__Dataset__.
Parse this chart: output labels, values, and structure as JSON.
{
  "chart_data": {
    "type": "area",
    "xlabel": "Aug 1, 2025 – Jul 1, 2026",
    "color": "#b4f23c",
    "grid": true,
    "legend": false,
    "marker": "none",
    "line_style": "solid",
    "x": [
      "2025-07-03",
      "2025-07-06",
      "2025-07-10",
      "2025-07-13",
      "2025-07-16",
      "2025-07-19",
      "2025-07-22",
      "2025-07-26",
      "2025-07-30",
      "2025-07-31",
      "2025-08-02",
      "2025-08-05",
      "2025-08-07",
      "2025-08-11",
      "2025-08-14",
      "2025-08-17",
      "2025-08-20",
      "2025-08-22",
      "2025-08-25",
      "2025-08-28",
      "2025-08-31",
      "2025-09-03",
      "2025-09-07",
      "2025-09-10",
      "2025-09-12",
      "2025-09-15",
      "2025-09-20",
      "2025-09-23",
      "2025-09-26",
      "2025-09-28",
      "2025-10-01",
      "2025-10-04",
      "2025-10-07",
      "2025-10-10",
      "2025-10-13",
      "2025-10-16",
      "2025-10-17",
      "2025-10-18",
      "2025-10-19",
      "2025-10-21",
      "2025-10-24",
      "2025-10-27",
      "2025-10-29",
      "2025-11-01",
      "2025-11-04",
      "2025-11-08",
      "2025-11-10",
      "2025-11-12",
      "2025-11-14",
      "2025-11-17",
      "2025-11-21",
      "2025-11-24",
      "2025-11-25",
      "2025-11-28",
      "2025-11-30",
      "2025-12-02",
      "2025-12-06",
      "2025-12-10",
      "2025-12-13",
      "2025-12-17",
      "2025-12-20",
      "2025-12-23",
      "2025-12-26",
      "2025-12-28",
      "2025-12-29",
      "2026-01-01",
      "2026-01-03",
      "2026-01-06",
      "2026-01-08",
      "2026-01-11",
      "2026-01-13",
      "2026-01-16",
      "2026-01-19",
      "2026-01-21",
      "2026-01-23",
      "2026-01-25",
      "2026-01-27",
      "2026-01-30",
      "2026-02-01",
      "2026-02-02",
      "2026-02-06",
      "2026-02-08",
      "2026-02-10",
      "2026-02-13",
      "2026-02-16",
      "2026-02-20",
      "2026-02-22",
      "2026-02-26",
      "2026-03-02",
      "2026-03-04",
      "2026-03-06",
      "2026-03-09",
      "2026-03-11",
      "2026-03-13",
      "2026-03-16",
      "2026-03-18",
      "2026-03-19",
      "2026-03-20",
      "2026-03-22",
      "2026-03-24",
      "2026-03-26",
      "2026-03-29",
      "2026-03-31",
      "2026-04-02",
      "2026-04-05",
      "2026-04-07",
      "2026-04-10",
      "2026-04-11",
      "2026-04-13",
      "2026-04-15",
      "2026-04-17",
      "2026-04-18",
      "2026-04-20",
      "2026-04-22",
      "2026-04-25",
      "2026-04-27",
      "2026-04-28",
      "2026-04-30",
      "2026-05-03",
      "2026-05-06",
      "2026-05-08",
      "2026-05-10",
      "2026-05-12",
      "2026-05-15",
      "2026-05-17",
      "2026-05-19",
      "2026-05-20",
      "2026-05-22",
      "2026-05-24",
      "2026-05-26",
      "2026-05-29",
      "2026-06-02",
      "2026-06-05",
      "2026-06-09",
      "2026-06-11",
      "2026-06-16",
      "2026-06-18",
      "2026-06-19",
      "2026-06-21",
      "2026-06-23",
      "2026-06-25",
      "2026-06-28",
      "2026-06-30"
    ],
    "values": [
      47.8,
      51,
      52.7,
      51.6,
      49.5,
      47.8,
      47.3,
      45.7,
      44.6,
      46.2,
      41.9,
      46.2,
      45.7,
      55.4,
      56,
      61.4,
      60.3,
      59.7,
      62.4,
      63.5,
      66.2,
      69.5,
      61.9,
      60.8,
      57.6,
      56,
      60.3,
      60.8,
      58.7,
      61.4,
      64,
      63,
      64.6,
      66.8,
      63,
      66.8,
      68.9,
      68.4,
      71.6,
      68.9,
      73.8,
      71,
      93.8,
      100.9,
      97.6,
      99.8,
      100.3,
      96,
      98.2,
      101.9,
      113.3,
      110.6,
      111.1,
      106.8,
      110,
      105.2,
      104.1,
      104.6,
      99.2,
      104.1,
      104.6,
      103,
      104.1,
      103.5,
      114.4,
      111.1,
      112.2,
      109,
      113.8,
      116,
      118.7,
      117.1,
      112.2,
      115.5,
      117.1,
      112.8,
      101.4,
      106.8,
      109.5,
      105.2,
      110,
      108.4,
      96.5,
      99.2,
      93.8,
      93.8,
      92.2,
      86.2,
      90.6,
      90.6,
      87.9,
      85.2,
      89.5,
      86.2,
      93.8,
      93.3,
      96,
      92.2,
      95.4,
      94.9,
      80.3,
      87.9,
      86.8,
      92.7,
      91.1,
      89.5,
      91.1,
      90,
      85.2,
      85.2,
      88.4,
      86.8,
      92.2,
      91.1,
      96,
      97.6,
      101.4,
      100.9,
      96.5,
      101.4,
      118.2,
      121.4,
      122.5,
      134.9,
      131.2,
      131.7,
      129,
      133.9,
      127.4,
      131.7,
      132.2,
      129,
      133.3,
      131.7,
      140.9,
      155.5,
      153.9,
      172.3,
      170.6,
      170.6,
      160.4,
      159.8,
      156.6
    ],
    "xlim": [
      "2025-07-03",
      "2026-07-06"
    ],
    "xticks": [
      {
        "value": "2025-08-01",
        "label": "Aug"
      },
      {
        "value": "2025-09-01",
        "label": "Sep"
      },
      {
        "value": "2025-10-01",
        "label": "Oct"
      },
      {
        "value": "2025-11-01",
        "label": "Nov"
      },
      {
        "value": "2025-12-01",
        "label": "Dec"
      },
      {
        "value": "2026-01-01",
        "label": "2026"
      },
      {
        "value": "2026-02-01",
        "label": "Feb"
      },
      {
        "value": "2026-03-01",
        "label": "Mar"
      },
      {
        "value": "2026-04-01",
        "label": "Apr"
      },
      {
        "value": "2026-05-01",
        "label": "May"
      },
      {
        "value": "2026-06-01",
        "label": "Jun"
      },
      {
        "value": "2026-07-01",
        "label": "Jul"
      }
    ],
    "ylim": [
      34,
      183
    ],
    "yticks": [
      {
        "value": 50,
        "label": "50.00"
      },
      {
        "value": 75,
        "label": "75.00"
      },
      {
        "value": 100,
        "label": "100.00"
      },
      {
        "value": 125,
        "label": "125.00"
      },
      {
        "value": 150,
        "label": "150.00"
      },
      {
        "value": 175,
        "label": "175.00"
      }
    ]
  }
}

__Job__. Scan the listing above for the word "values" and show each line where it is found.

__Solution for this problem__.
Parse this chart: output labels, values, and structure as JSON.
    "values": [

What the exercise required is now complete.